● **RECORDS FOR THIS TASK**:

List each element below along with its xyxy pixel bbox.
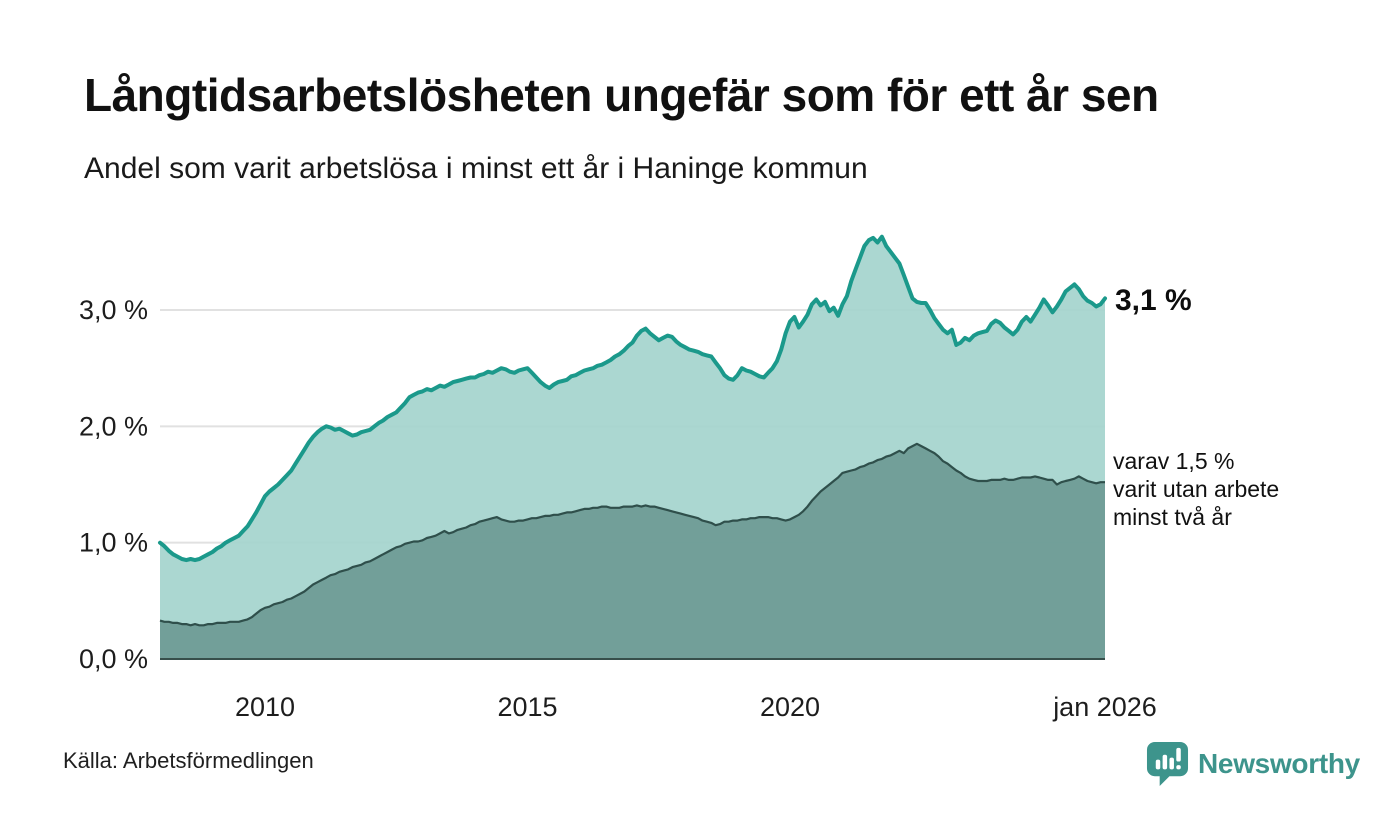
two-year-annotation-line3: minst två år [1113, 504, 1232, 530]
chart-title: Långtidsarbetslösheten ungefär som för e… [84, 69, 1159, 121]
newsworthy-icon [1146, 742, 1189, 786]
latest-value-label: 3,1 % [1115, 284, 1192, 317]
area-two-year [160, 443, 1105, 659]
chart-subtitle: Andel som varit arbetslösa i minst ett å… [84, 152, 868, 185]
newsworthy-wordmark: Newsworthy [1198, 747, 1360, 779]
bar-3 [1169, 757, 1174, 770]
newsworthy-logo: Newsworthy [1146, 741, 1360, 786]
y-tick-label: 3,0 % [79, 295, 148, 325]
exclamation-dot [1176, 765, 1181, 770]
two-year-annotation: varav 1,5 % varit utan arbete minst två … [1113, 447, 1279, 531]
x-tick-label: 2020 [760, 692, 820, 722]
source-note: Källa: Arbetsförmedlingen [63, 748, 314, 773]
speech-bubble-shape [1146, 742, 1189, 786]
x-tick-label: jan 2026 [1052, 692, 1157, 722]
y-tick-label: 1,0 % [79, 528, 148, 558]
x-tick-label: 2015 [497, 692, 557, 722]
two-year-annotation-line2: varit utan arbete [1113, 476, 1280, 502]
bar-2 [1162, 754, 1168, 770]
two-year-annotation-line1: varav 1,5 % [1113, 448, 1235, 474]
line-total [158, 234, 1107, 563]
bar-1 [1155, 759, 1161, 770]
y-tick-label: 0,0 % [79, 644, 148, 674]
y-tick-label: 2,0 % [79, 411, 148, 441]
exclamation-bar [1176, 747, 1181, 762]
x-tick-label: 2010 [235, 692, 295, 722]
line-two-year [159, 442, 1105, 627]
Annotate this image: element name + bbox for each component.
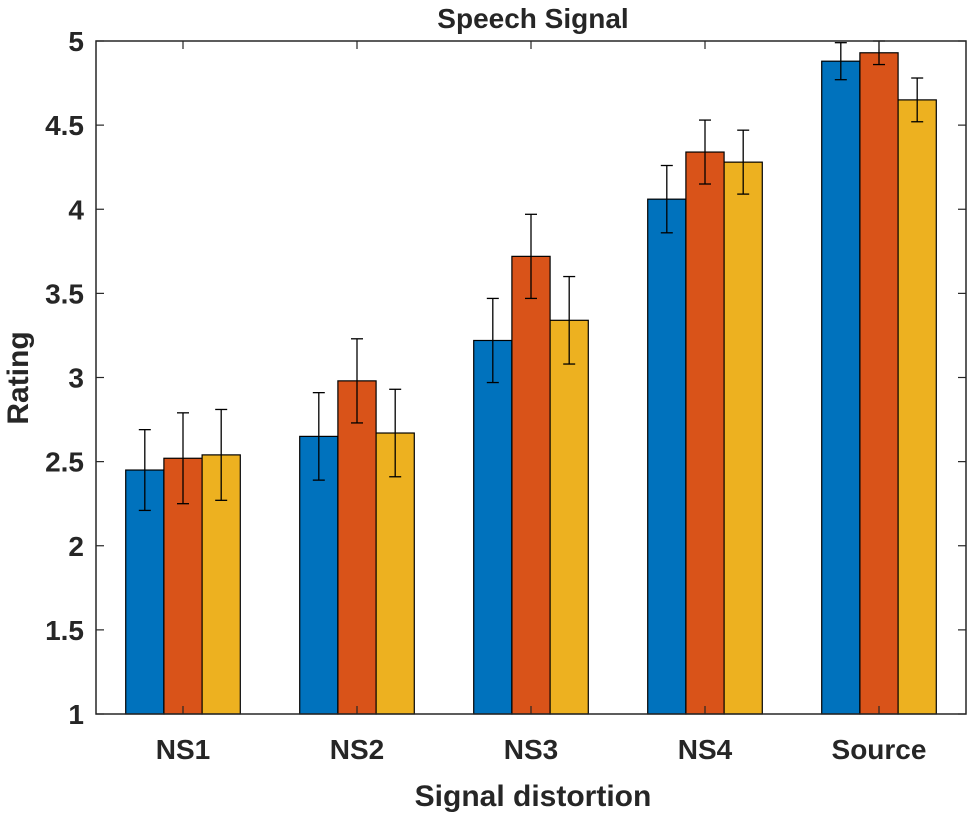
errorbar-source-series-1 <box>834 42 847 81</box>
bar-ns3-series-2 <box>511 255 551 715</box>
bar-source-series-1 <box>821 60 861 715</box>
errorbar-ns3-series-2 <box>525 213 537 300</box>
errorbar-ns1-series-3 <box>215 408 228 501</box>
x-tick-label-ns2: NS2 <box>330 734 384 765</box>
bar-ns4-series-1 <box>647 198 687 715</box>
y-tick-label: 2 <box>68 531 84 562</box>
y-tick-label: 4 <box>68 194 84 225</box>
bar-source-series-2 <box>859 52 899 715</box>
y-tick-label: 1 <box>68 699 84 730</box>
y-tick-label: 5 <box>68 26 84 57</box>
bar-ns3-series-1 <box>473 339 513 715</box>
errorbars-layer <box>138 40 924 512</box>
errorbar-ns2-series-3 <box>389 388 402 478</box>
errorbar-ns2-series-2 <box>351 338 363 424</box>
y-tick-label: 2.5 <box>45 447 84 478</box>
errorbar-ns1-series-1 <box>138 429 151 512</box>
errorbar-ns1-series-2 <box>177 412 189 505</box>
errorbar-ns3-series-1 <box>486 297 499 384</box>
y-axis: 1 1.5 2 2.5 3 3.5 4 4.5 5 <box>45 26 966 730</box>
bar-ns4-series-2 <box>685 151 725 715</box>
x-tick-label-source: Source <box>832 734 927 765</box>
x-axis: NS1 NS2 NS3 NS4 Source <box>156 41 927 765</box>
errorbar-ns4-series-3 <box>737 129 750 195</box>
errorbar-ns2-series-1 <box>312 391 325 481</box>
errorbar-ns4-series-2 <box>699 119 711 185</box>
errorbar-ns4-series-1 <box>660 164 673 234</box>
bar-ns4-series-3 <box>723 161 763 715</box>
bar-ns2-series-2 <box>337 380 377 715</box>
y-tick-label: 3.5 <box>45 278 84 309</box>
errorbar-ns3-series-3 <box>563 275 576 365</box>
x-tick-label-ns3: NS3 <box>504 734 558 765</box>
bar-ns3-series-3 <box>549 319 589 715</box>
y-tick-label: 4.5 <box>45 110 84 141</box>
errorbar-source-series-3 <box>911 77 924 123</box>
y-tick-label: 3 <box>68 363 84 394</box>
bars-layer <box>125 52 937 715</box>
y-axis-label: Rating <box>2 331 35 424</box>
y-tick-label: 1.5 <box>45 615 84 646</box>
x-tick-label-ns1: NS1 <box>156 734 210 765</box>
chart-title: Speech Signal <box>437 3 628 34</box>
bar-source-series-3 <box>897 99 937 715</box>
x-axis-label: Signal distortion <box>415 780 652 813</box>
x-tick-label-ns4: NS4 <box>678 734 733 765</box>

● **WHAT YOU NEED TO DO**: Convert everything from the line containing "errorbar-source-series-1 <box>834 42" down to the line containing "y-tick-label: 2.5 <box>45 447 84 478</box>" into a numbered list, leaving out any blank lines.

● **EXERCISE OUTPUT**:
1. errorbar-source-series-1 <box>834 42 847 81</box>
2. bar-ns3-series-2 <box>511 255 551 715</box>
3. bar-source-series-1 <box>821 60 861 715</box>
4. errorbar-ns3-series-2 <box>525 213 537 300</box>
5. errorbar-ns1-series-3 <box>215 408 228 501</box>
6. x-tick-label-ns2: NS2 <box>330 734 384 765</box>
7. bar-ns4-series-1 <box>647 198 687 715</box>
8. y-tick-label: 2 <box>68 531 84 562</box>
9. y-tick-label: 4 <box>68 194 84 225</box>
10. bar-source-series-2 <box>859 52 899 715</box>
11. y-tick-label: 1 <box>68 699 84 730</box>
12. y-tick-label: 5 <box>68 26 84 57</box>
13. bar-ns3-series-1 <box>473 339 513 715</box>
14. errorbars-layer <box>138 40 924 512</box>
15. errorbar-ns2-series-3 <box>389 388 402 478</box>
16. errorbar-ns2-series-2 <box>351 338 363 424</box>
17. y-tick-label: 2.5 <box>45 447 84 478</box>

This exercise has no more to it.